> Directions
Copy all lines of the listing that include the string "Antón".

=== Provided information ===

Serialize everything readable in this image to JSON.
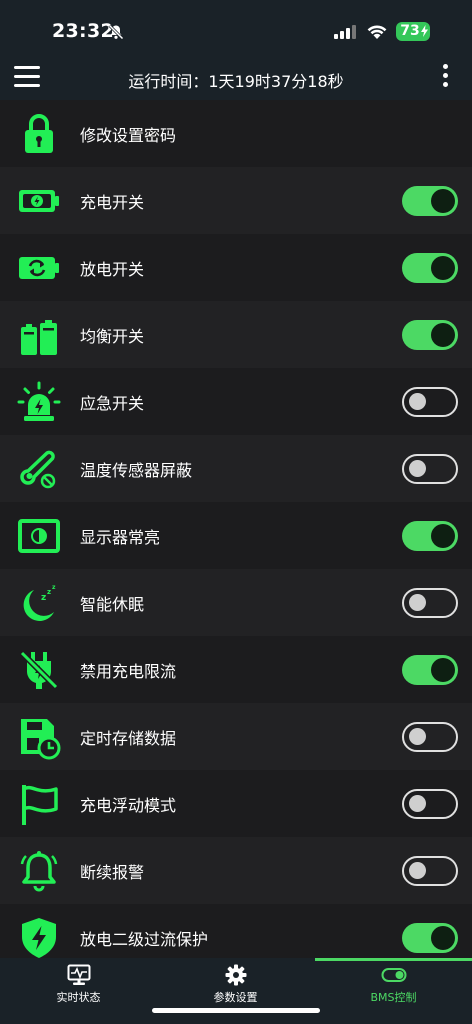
{
  "status_bar": {
    "time": "23:32",
    "battery": "73"
  },
  "header": {
    "runtime": "运行时间：1天19时37分18秒"
  },
  "settings": [
    {
      "label": "修改设置密码",
      "icon": "lock-icon"
    },
    {
      "label": "充电开关",
      "icon": "battery-charge-icon",
      "enabled": true
    },
    {
      "label": "放电开关",
      "icon": "battery-discharge-icon",
      "enabled": true
    },
    {
      "label": "均衡开关",
      "icon": "battery-balance-icon",
      "enabled": true
    },
    {
      "label": "应急开关",
      "icon": "emergency-light-icon",
      "enabled": false
    },
    {
      "label": "温度传感器屏蔽",
      "icon": "temperature-sensor-icon",
      "enabled": false
    },
    {
      "label": "显示器常亮",
      "icon": "display-icon",
      "enabled": true
    },
    {
      "label": "智能休眠",
      "icon": "sleep-moon-icon",
      "enabled": false
    },
    {
      "label": "禁用充电限流",
      "icon": "plug-disabled-icon",
      "enabled": true
    },
    {
      "label": "定时存储数据",
      "icon": "save-timer-icon",
      "enabled": false
    },
    {
      "label": "充电浮动模式",
      "icon": "flag-icon",
      "enabled": false
    },
    {
      "label": "断续报警",
      "icon": "alarm-bell-icon",
      "enabled": false
    },
    {
      "label": "放电二级过流保护",
      "icon": "shield-bolt-icon",
      "enabled": true
    }
  ],
  "tabs": [
    {
      "label": "实时状态",
      "icon": "monitor-icon",
      "active": false
    },
    {
      "label": "参数设置",
      "icon": "gear-icon",
      "active": false
    },
    {
      "label": "BMS控制",
      "icon": "toggle-icon",
      "active": true
    }
  ],
  "colors": {
    "accent": "#4cd964",
    "background": "#1c1c1e",
    "bar": "#1a2228"
  }
}
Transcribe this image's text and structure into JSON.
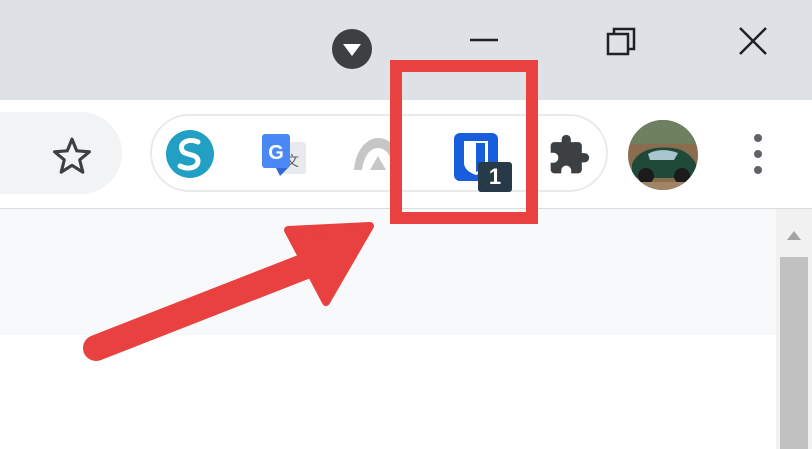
{
  "window": {
    "controls": [
      "tab-search",
      "minimize",
      "restore",
      "close"
    ]
  },
  "toolbar": {
    "icons": [
      "bookmark-star-icon",
      "simplenote-extension-icon",
      "google-translate-extension-icon",
      "grey-extension-icon",
      "bitwarden-extension-icon",
      "extensions-puzzle-icon",
      "profile-avatar",
      "chrome-menu-icon"
    ],
    "badge_count": "1"
  },
  "colors": {
    "titlebar": "#dee1e6",
    "highlight": "#e8413f",
    "bitwarden": "#175ddc",
    "badge": "#263a48"
  }
}
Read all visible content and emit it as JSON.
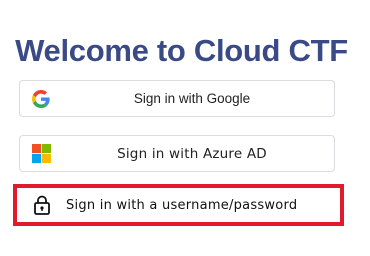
{
  "page": {
    "title": "Welcome to Cloud CTF"
  },
  "login_options": {
    "google": {
      "label": "Sign in with Google",
      "icon": "google-icon"
    },
    "azure": {
      "label": "Sign in with Azure AD",
      "icon": "microsoft-icon"
    },
    "userpass": {
      "label": "Sign in with a username/password",
      "icon": "lock-icon"
    }
  },
  "colors": {
    "title": "#3a4a86",
    "highlight_border": "#e01b2b",
    "button_border": "#dadce0"
  }
}
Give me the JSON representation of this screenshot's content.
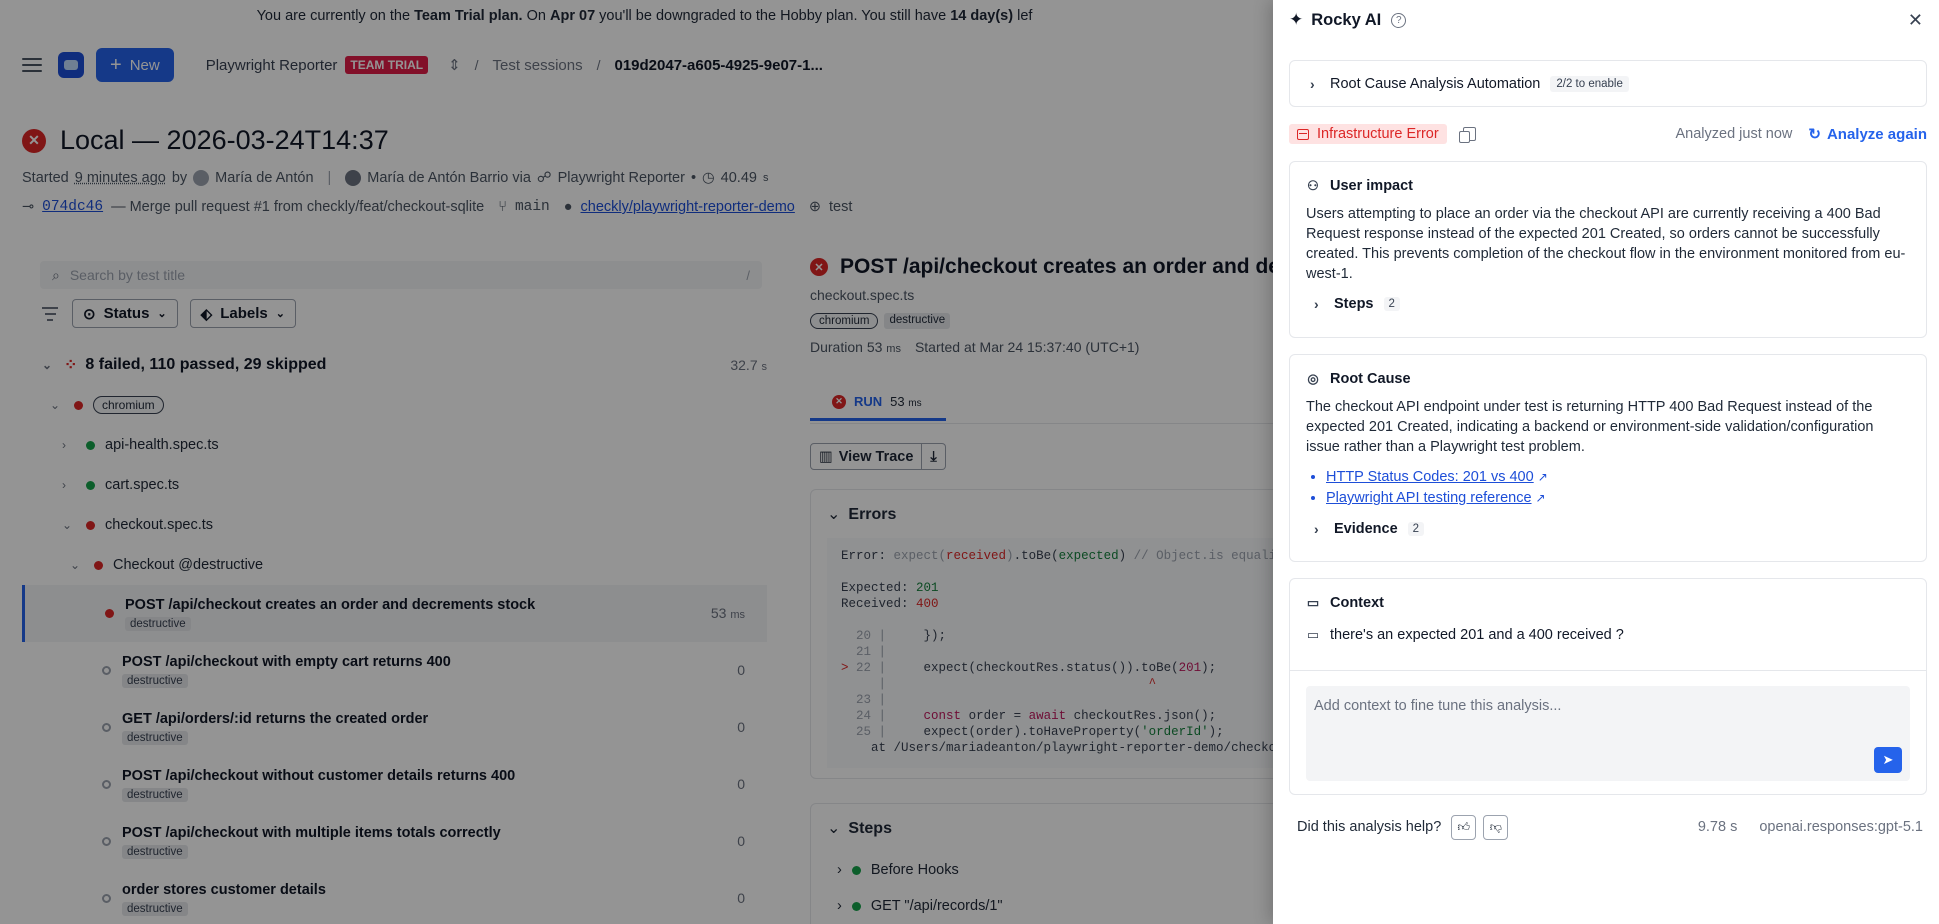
{
  "banner": {
    "prefix": "You are currently on the ",
    "plan": "Team Trial plan.",
    "mid": " On ",
    "date": "Apr 07",
    "mid2": " you'll be downgraded to the Hobby plan. You still have ",
    "days": "14 day(s)",
    "suffix": " lef"
  },
  "topnav": {
    "new_label": "New",
    "project": "Playwright Reporter",
    "trial_badge": "TEAM TRIAL",
    "crumb_sessions": "Test sessions",
    "crumb_id": "019d2047-a605-4925-9e07-1..."
  },
  "session": {
    "title": "Local — 2026-03-24T14:37",
    "started_prefix": "Started",
    "started_ago": "9 minutes ago",
    "by": "by",
    "user_short": "María de Antón",
    "user_full": "María de Antón Barrio via",
    "reporter": "Playwright Reporter",
    "duration": "40.49",
    "duration_unit": "s",
    "commit": "074dc46",
    "commit_msg": "— Merge pull request #1 from checkly/feat/checkout-sqlite",
    "branch": "main",
    "repo": "checkly/playwright-reporter-demo",
    "env": "test"
  },
  "sidebar": {
    "search_placeholder": "Search by test title",
    "search_kbd": "/",
    "status_label": "Status",
    "labels_label": "Labels",
    "summary": "8 failed, 110 passed, 29 skipped",
    "summary_duration": "32.7",
    "summary_unit": "s",
    "project_tag": "chromium",
    "files": [
      "api-health.spec.ts",
      "cart.spec.ts",
      "checkout.spec.ts"
    ],
    "group": "Checkout @destructive",
    "tests": [
      {
        "title": "POST /api/checkout creates an order and decrements stock",
        "tag": "destructive",
        "value": "53",
        "unit": "ms"
      },
      {
        "title": "POST /api/checkout with empty cart returns 400",
        "tag": "destructive",
        "value": "0",
        "unit": ""
      },
      {
        "title": "GET /api/orders/:id returns the created order",
        "tag": "destructive",
        "value": "0",
        "unit": ""
      },
      {
        "title": "POST /api/checkout without customer details returns 400",
        "tag": "destructive",
        "value": "0",
        "unit": ""
      },
      {
        "title": "POST /api/checkout with multiple items totals correctly",
        "tag": "destructive",
        "value": "0",
        "unit": ""
      },
      {
        "title": "order stores customer details",
        "tag": "destructive",
        "value": "0",
        "unit": ""
      }
    ]
  },
  "detail": {
    "title": "POST /api/checkout creates an order and de",
    "file": "checkout.spec.ts",
    "tag1": "chromium",
    "tag2": "destructive",
    "duration_label": "Duration",
    "duration": "53",
    "duration_unit": "ms",
    "started": "Started at Mar 24 15:37:40 (UTC+1)",
    "run_label": "RUN",
    "run_duration": "53",
    "run_unit": "ms",
    "view_trace": "View Trace",
    "errors_title": "Errors",
    "steps_title": "Steps",
    "steps": [
      "Before Hooks",
      "GET \"/api/records/1\""
    ]
  },
  "rocky": {
    "title": "Rocky AI",
    "rca_label": "Root Cause Analysis Automation",
    "rca_badge": "2/2 to enable",
    "error_type": "Infrastructure Error",
    "analyzed": "Analyzed just now",
    "analyze_again": "Analyze again",
    "impact_title": "User impact",
    "impact_text": "Users attempting to place an order via the checkout API are currently receiving a 400 Bad Request response instead of the expected 201 Created, so orders cannot be successfully created. This prevents completion of the checkout flow in the environment monitored from eu-west-1.",
    "steps_label": "Steps",
    "steps_count": "2",
    "root_title": "Root Cause",
    "root_text": "The checkout API endpoint under test is returning HTTP 400 Bad Request instead of the expected 201 Created, indicating a backend or environment-side validation/configuration issue rather than a Playwright test problem.",
    "links": [
      "HTTP Status Codes: 201 vs 400",
      "Playwright API testing reference"
    ],
    "evidence_label": "Evidence",
    "evidence_count": "2",
    "context_title": "Context",
    "context_msg": "there's an expected 201 and a 400 received ?",
    "context_placeholder": "Add context to fine tune this analysis...",
    "feedback_q": "Did this analysis help?",
    "elapsed": "9.78 s",
    "model": "openai.responses:gpt-5.1"
  },
  "colors": {
    "accent": "#2563eb",
    "fail": "#dc2626",
    "pass": "#16a34a",
    "trial": "#e11d48"
  }
}
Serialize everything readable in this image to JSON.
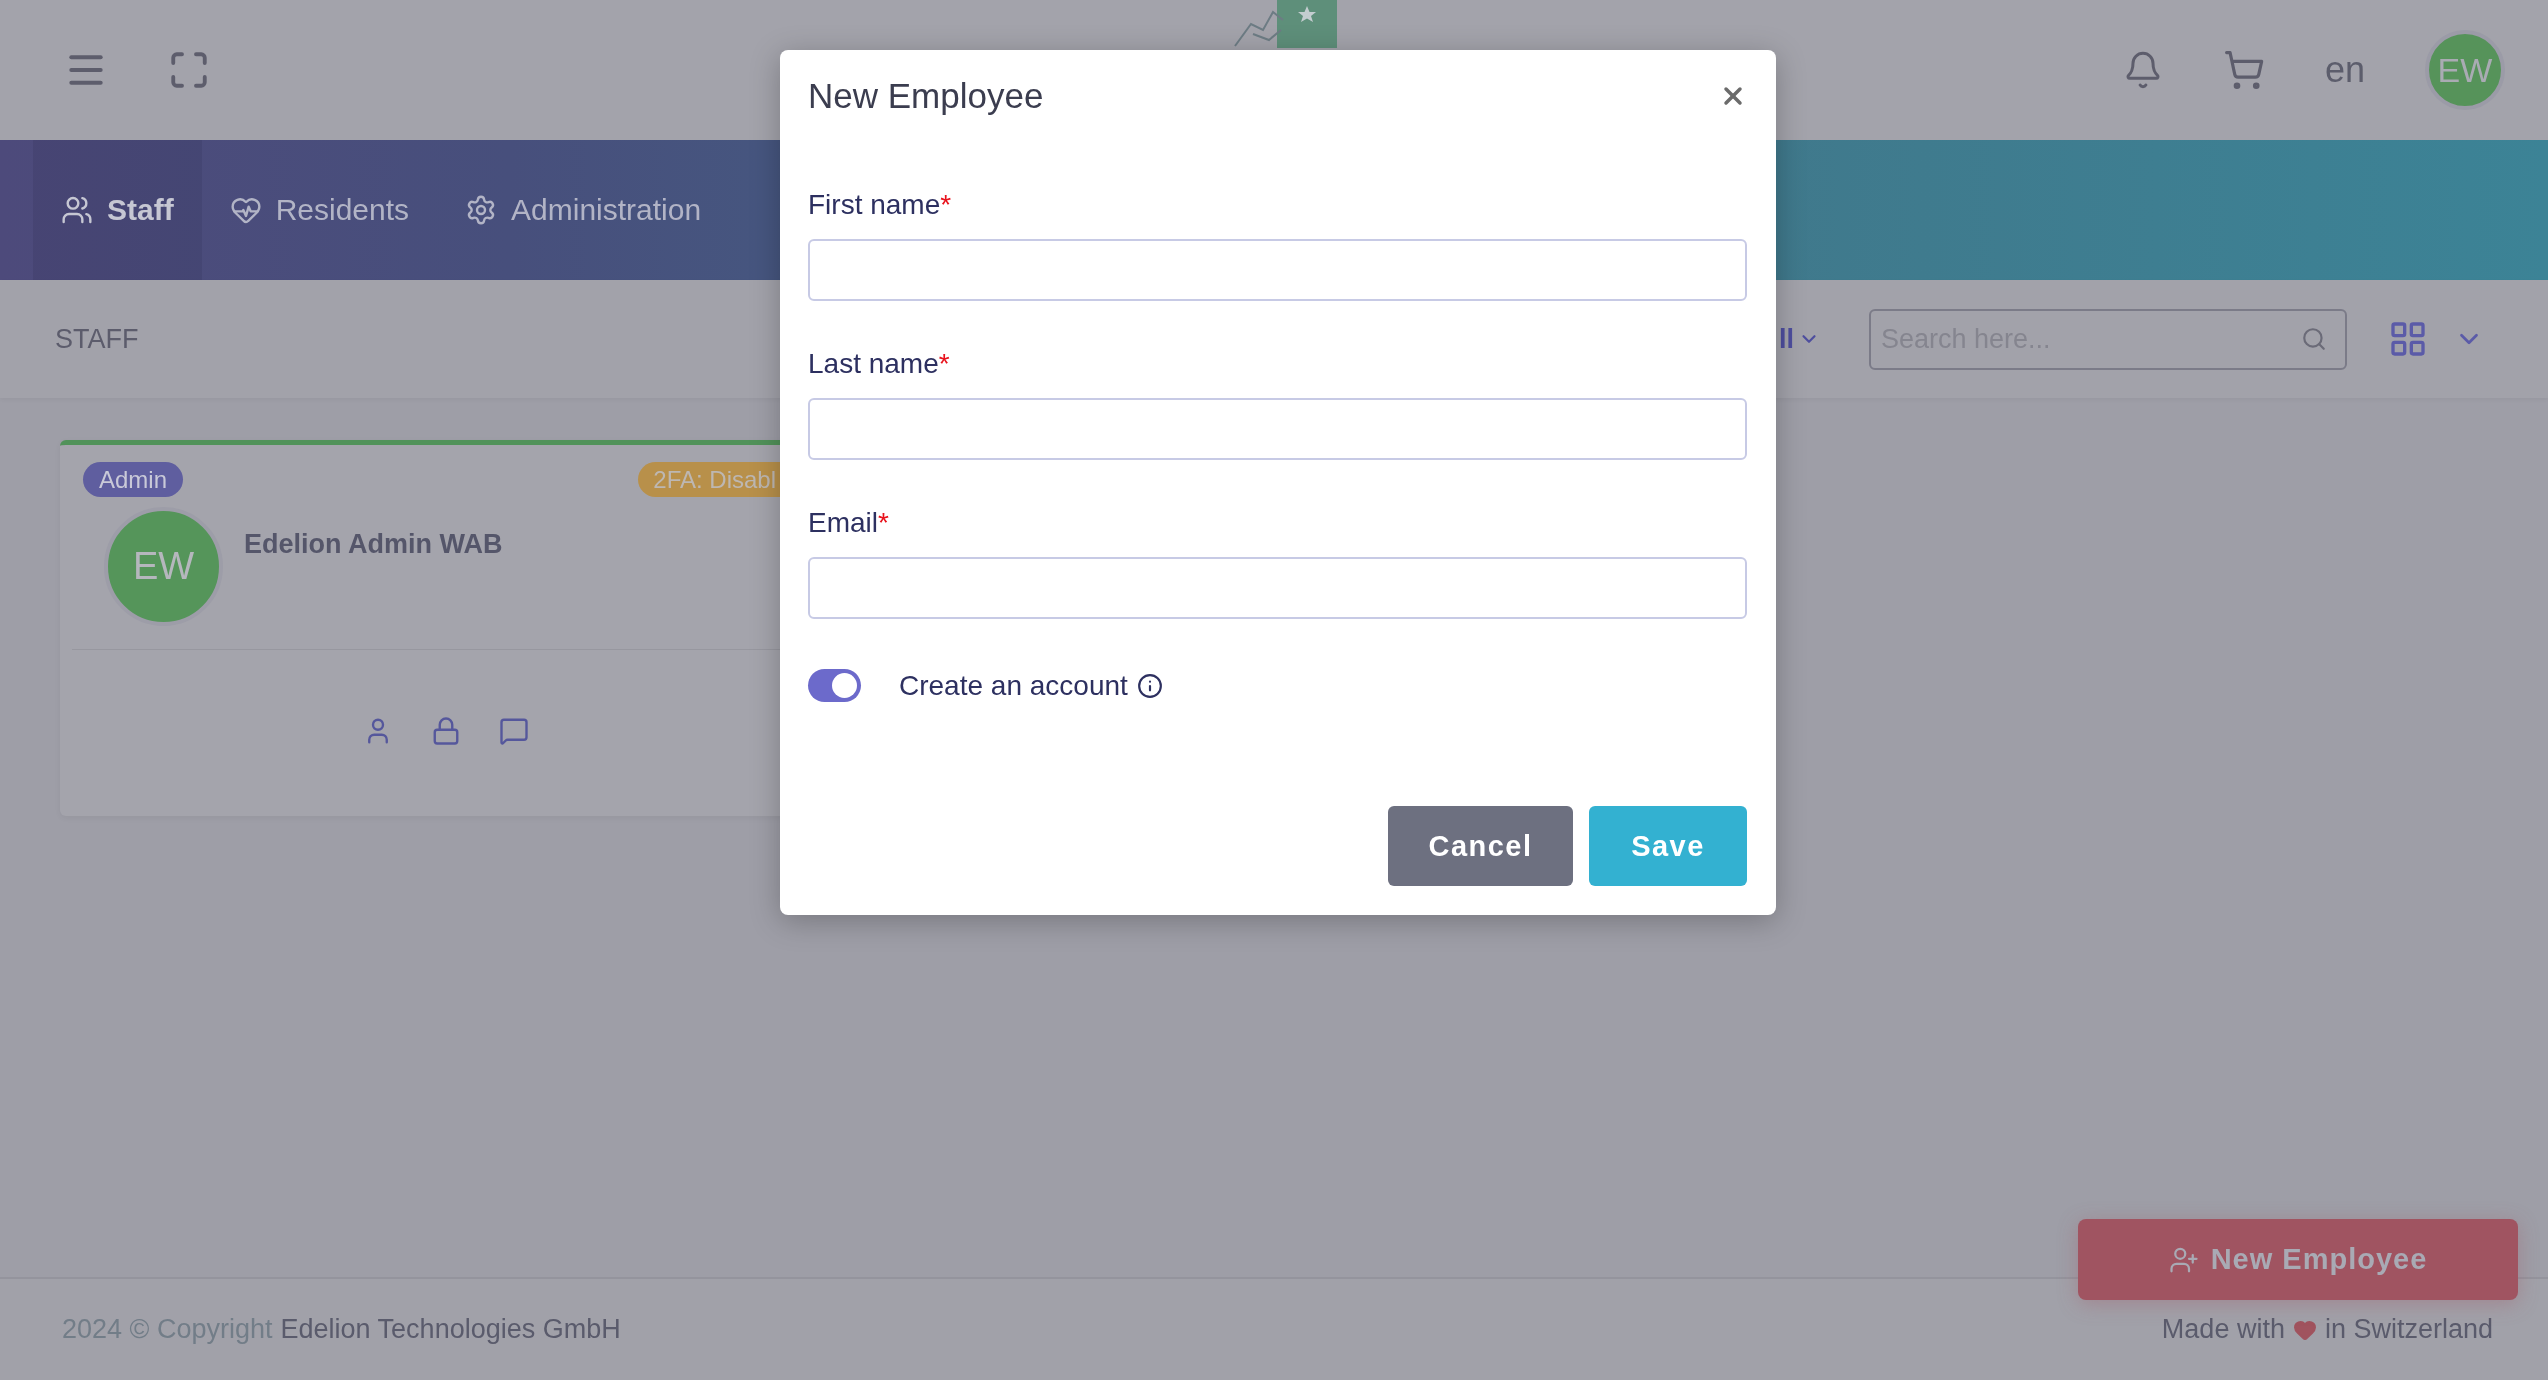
{
  "topbar": {
    "language": "en",
    "avatar": "EW"
  },
  "nav": {
    "tabs": [
      {
        "label": "Staff",
        "selected": true
      },
      {
        "label": "Residents",
        "selected": false
      },
      {
        "label": "Administration",
        "selected": false
      }
    ]
  },
  "toolbar": {
    "title": "STAFF",
    "filter": "ll",
    "search": {
      "placeholder": "Search here..."
    }
  },
  "staff_cards": [
    {
      "role": "Admin",
      "two_factor": "2FA: Disabl",
      "initials": "EW",
      "name": "Edelion Admin WAB"
    }
  ],
  "footer": {
    "copyright": "2024 © Copyright",
    "company": "Edelion Technologies GmbH",
    "made_with": "Made with",
    "location": "in Switzerland"
  },
  "new_employee_button": {
    "label": "New Employee"
  },
  "modal": {
    "title": "New Employee",
    "fields": [
      {
        "label": "First name",
        "required_mark": "*"
      },
      {
        "label": "Last name",
        "required_mark": "*"
      },
      {
        "label": "Email",
        "required_mark": "*"
      }
    ],
    "account_toggle": {
      "label": "Create an account",
      "on": true
    },
    "buttons": [
      {
        "label": "Cancel",
        "kind": "secondary"
      },
      {
        "label": "Save",
        "kind": "primary"
      }
    ]
  }
}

===

> Solution
    "user_short": "María de Antón",
    "user_full": "María de Antón Barrio via",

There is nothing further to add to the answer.